Dataset entries:

────────────────────────────────────────

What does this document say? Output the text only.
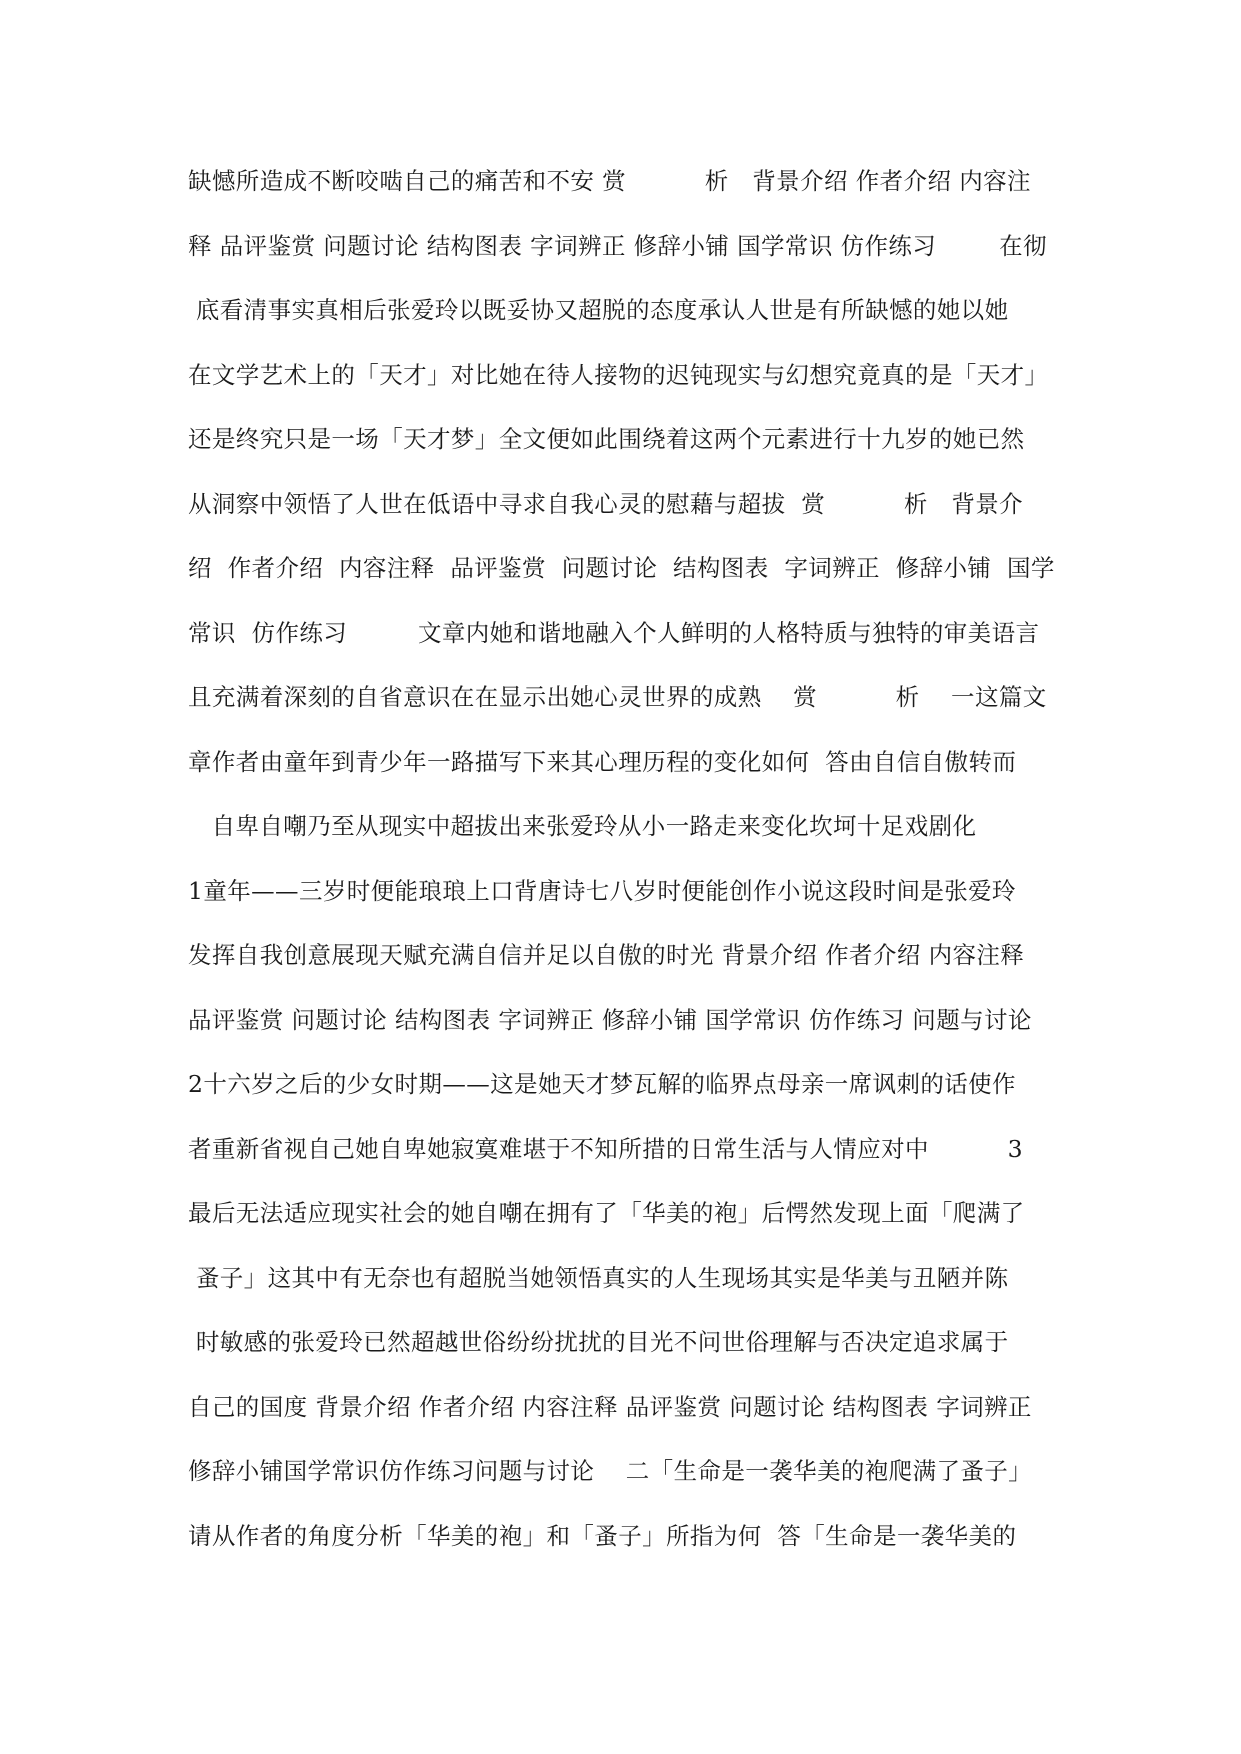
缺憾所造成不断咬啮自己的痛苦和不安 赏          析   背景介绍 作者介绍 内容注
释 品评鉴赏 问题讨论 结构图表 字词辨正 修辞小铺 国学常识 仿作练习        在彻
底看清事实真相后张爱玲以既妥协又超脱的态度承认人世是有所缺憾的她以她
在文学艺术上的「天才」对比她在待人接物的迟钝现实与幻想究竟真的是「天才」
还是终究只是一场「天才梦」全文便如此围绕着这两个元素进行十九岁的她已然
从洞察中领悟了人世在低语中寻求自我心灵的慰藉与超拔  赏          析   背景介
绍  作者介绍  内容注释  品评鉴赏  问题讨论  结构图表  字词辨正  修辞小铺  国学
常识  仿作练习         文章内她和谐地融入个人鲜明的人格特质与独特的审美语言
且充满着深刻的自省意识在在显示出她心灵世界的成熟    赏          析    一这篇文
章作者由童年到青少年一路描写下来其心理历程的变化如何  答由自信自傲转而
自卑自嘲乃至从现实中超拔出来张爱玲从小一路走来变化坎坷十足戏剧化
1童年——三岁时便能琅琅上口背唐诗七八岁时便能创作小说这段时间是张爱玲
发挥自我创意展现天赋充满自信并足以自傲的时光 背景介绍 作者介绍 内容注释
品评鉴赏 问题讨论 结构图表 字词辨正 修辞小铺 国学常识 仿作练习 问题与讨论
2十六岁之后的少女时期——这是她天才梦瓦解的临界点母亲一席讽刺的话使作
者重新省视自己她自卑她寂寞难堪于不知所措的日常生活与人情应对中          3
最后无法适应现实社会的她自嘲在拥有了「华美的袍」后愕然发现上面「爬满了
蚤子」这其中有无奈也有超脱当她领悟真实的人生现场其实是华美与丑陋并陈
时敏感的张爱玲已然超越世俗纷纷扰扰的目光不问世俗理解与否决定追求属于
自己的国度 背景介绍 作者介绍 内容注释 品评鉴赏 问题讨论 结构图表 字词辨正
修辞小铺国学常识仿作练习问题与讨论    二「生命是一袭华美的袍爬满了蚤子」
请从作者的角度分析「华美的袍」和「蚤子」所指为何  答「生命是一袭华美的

────────────────────────────────────────

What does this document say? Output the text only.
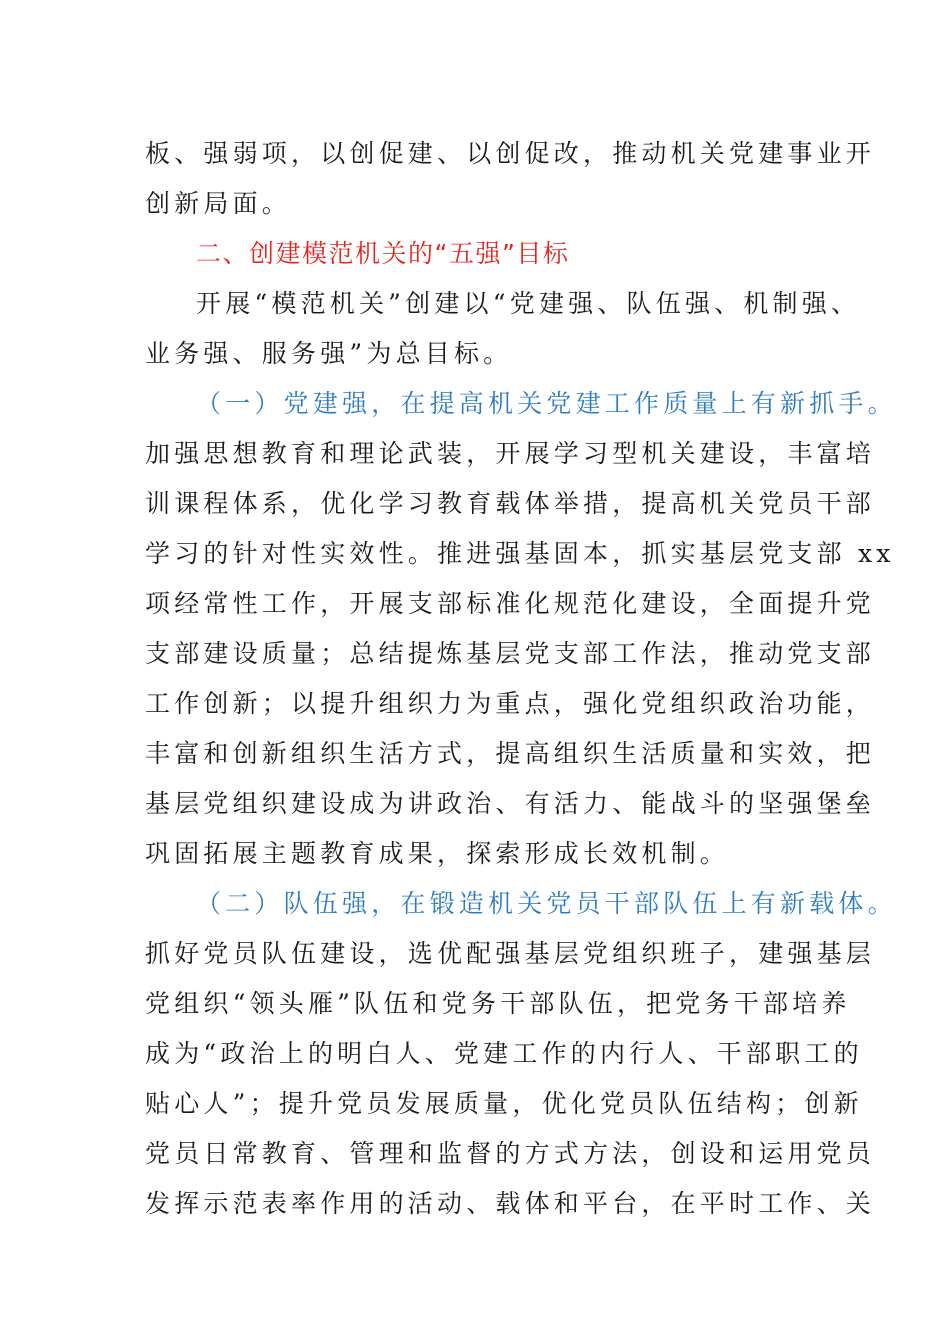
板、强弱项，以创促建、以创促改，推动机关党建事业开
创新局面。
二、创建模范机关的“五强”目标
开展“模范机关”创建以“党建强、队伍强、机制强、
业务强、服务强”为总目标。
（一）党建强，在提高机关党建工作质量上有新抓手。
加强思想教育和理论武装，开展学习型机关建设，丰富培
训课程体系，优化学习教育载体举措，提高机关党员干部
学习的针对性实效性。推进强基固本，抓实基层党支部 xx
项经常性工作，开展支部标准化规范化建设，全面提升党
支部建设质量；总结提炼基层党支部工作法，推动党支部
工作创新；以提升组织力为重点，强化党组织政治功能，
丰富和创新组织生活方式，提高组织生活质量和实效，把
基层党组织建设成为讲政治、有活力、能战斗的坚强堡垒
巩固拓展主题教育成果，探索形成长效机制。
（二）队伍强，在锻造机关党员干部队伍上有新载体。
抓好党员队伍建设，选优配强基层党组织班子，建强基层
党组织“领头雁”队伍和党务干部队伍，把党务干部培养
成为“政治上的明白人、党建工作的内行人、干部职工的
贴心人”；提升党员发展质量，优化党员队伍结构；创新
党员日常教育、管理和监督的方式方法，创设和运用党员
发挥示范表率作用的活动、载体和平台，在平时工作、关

────────────────────────────────────────

* [Goal]
Only lines that contain the word "背景介绍" are wanted; copy each of them.

* [The output]
缺憾所造成不断咬啮自己的痛苦和不安 赏          析   背景介绍 作者介绍 内容注
发挥自我创意展现天赋充满自信并足以自傲的时光 背景介绍 作者介绍 内容注释
自己的国度 背景介绍 作者介绍 内容注释 品评鉴赏 问题讨论 结构图表 字词辨正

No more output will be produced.